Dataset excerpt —

----------

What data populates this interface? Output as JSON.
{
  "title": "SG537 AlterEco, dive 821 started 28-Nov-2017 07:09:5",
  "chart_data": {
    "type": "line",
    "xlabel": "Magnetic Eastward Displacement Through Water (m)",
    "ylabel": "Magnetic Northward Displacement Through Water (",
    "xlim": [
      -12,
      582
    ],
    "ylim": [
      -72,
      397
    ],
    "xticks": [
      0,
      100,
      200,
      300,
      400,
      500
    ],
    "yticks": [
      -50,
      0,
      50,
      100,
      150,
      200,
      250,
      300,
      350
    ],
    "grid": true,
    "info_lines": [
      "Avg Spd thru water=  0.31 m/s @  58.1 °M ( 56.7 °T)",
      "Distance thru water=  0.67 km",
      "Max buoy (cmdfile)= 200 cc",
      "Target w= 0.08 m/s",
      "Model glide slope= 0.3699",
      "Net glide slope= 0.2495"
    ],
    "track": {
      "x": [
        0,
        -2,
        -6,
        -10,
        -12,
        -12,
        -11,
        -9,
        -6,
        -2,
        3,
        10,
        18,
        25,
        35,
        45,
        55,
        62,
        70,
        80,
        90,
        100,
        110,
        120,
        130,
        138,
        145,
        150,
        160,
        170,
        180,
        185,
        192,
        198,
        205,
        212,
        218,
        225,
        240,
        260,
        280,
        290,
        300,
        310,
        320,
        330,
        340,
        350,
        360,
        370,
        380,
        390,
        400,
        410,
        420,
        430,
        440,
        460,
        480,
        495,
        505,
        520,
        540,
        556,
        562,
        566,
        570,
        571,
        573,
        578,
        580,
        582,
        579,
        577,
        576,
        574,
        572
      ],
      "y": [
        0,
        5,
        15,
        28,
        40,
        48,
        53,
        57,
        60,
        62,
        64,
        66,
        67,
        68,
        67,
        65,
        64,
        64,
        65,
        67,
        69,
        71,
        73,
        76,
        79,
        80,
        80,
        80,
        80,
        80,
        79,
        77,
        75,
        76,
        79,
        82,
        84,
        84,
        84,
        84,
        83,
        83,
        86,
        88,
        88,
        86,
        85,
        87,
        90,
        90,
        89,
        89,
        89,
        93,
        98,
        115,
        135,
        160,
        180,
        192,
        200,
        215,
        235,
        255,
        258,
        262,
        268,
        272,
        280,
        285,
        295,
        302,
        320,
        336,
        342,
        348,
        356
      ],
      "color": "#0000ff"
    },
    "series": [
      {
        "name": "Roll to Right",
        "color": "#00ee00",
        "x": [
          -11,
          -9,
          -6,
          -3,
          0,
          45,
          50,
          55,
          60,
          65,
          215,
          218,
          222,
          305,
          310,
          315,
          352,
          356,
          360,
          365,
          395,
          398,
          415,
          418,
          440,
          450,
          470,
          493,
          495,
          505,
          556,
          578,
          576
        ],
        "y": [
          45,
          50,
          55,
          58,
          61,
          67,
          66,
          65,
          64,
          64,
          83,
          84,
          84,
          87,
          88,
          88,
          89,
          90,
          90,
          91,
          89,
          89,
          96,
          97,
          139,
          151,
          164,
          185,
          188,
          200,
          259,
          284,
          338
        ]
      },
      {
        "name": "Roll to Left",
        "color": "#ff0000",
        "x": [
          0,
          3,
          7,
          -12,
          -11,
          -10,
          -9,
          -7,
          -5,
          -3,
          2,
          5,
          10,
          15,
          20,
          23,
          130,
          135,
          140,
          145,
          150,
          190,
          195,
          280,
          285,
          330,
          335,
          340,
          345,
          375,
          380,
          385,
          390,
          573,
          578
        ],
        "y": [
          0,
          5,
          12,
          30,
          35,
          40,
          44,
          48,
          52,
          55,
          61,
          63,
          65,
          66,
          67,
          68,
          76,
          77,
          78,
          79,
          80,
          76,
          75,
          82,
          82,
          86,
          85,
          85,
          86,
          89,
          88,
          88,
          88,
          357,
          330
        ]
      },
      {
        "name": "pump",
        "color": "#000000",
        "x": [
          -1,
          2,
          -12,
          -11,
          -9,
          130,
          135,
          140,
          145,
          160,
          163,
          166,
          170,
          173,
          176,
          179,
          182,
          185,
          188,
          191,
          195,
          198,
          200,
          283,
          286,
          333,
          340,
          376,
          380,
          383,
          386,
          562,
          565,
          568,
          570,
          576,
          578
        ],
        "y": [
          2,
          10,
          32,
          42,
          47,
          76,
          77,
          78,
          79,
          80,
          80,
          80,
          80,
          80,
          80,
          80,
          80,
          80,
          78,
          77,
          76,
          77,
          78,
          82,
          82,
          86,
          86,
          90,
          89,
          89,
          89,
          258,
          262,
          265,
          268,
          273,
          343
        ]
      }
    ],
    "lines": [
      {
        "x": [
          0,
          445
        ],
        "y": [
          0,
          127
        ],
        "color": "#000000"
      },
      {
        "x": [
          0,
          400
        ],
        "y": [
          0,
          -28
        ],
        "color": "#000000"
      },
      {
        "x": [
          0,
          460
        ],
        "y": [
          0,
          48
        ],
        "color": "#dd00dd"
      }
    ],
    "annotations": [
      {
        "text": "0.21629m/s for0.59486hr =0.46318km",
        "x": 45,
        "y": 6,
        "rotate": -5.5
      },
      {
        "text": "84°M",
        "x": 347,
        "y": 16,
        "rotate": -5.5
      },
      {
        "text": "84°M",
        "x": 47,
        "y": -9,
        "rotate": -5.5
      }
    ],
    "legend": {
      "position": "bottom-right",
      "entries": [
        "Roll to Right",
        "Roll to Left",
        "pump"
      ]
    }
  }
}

----------

Job — Search the records for the word "color". Copy every line that has it.

Written answer —
      "color": "#0000ff"
        "color": "#00ee00",
        "color": "#ff0000",
        "color": "#000000",
        "color": "#000000"
        "color": "#000000"
        "color": "#dd00dd"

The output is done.